> [What is expected] Locate the lines where "text" occurs and copy them as they stand.

> [Input]
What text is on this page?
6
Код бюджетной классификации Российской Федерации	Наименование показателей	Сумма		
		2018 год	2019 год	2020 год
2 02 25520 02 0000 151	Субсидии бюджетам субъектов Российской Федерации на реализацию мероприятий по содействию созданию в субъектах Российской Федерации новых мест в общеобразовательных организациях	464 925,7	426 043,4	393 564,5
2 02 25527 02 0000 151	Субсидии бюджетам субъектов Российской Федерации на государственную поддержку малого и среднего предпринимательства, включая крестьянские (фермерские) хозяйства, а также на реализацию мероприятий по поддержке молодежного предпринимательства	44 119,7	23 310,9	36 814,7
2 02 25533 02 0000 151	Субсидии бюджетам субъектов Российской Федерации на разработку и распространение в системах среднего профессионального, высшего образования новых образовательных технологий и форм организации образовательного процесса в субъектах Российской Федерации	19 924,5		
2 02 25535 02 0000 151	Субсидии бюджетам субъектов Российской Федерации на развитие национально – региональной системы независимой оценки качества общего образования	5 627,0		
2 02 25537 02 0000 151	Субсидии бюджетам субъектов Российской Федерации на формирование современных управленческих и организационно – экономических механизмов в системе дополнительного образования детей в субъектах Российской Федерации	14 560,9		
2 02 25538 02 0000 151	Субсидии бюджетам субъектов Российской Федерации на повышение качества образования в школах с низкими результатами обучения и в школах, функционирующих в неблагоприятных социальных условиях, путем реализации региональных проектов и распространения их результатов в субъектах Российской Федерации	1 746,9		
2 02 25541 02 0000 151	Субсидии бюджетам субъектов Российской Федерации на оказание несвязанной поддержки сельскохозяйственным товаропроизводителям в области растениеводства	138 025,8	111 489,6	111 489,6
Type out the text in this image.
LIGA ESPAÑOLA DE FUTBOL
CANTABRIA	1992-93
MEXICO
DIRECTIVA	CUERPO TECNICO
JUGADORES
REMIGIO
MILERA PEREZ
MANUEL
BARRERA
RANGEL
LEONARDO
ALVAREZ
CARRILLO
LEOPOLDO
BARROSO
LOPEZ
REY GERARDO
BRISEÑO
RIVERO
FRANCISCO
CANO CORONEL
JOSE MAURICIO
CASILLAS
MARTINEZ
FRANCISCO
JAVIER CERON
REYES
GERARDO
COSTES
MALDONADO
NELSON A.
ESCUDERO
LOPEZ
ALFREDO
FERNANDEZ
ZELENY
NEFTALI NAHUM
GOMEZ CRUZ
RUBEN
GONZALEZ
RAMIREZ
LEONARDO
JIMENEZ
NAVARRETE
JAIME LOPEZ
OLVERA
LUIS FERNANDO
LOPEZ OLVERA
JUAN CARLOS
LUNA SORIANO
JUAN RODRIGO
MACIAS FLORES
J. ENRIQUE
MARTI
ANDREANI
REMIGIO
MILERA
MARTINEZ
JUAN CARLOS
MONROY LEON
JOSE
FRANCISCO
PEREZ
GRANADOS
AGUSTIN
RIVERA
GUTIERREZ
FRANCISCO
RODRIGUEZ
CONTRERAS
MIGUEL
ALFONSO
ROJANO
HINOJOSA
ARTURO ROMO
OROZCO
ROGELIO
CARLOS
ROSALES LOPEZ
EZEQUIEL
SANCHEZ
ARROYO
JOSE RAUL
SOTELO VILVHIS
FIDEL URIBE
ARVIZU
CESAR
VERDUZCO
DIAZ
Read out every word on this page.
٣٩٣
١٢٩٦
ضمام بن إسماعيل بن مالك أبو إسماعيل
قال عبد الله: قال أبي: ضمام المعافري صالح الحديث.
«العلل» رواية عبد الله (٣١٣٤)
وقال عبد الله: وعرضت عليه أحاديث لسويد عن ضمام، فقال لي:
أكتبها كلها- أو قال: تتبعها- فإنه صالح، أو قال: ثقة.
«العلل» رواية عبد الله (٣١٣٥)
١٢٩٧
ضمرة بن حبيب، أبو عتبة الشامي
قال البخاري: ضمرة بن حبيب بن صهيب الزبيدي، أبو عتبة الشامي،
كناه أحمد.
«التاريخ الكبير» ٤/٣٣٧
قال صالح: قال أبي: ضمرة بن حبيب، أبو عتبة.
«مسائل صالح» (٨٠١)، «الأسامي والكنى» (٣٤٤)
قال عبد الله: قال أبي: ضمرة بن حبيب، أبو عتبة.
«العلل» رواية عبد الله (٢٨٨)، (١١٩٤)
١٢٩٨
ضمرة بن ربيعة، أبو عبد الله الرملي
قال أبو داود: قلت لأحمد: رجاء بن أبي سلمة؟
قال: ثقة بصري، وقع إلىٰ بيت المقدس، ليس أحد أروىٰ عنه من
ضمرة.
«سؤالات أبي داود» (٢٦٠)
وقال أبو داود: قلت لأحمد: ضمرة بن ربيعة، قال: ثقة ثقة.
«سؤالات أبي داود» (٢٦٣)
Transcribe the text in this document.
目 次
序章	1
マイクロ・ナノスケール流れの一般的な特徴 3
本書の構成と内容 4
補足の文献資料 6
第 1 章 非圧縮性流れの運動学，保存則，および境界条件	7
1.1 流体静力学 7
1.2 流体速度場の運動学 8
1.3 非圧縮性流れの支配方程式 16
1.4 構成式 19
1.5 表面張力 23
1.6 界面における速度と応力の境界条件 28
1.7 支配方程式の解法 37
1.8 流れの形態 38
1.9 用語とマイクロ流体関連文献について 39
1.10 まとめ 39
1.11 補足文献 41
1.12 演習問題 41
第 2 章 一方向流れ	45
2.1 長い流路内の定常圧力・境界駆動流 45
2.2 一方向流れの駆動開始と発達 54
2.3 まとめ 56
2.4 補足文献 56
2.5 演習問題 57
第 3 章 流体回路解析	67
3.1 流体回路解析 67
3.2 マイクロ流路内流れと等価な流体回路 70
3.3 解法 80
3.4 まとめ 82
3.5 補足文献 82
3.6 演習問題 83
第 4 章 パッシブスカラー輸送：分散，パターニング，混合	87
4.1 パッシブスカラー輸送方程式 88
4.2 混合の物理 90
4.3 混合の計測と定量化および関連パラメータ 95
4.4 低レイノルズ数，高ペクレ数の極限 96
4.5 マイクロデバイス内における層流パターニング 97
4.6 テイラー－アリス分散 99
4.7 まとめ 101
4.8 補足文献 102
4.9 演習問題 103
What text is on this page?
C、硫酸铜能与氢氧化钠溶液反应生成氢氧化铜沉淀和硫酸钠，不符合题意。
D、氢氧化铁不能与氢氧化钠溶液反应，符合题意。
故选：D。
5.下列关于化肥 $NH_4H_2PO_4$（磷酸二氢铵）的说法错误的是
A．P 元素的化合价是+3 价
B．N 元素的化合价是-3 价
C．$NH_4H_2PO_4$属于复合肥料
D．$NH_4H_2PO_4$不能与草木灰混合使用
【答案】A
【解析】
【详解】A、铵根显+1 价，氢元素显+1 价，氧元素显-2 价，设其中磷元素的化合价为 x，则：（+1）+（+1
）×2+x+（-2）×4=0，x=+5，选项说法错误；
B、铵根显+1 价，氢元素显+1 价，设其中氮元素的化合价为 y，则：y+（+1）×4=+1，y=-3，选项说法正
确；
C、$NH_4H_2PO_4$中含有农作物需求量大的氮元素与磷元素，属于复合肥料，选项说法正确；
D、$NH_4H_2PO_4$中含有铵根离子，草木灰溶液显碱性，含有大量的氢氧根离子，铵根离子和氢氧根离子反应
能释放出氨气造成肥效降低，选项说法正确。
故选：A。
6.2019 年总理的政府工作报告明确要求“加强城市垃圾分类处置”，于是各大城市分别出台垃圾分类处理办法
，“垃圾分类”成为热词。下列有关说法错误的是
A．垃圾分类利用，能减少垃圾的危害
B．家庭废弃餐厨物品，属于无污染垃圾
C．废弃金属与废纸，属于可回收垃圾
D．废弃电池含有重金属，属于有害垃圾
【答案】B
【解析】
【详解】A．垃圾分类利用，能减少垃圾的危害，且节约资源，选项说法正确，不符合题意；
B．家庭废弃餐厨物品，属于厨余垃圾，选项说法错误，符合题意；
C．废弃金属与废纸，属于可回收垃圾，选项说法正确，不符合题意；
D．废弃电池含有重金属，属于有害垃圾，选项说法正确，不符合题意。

> [Response to this exercise]
What text is on this page?
Type out the text in this image.
Transcribe the text in this document.
What text is on this page?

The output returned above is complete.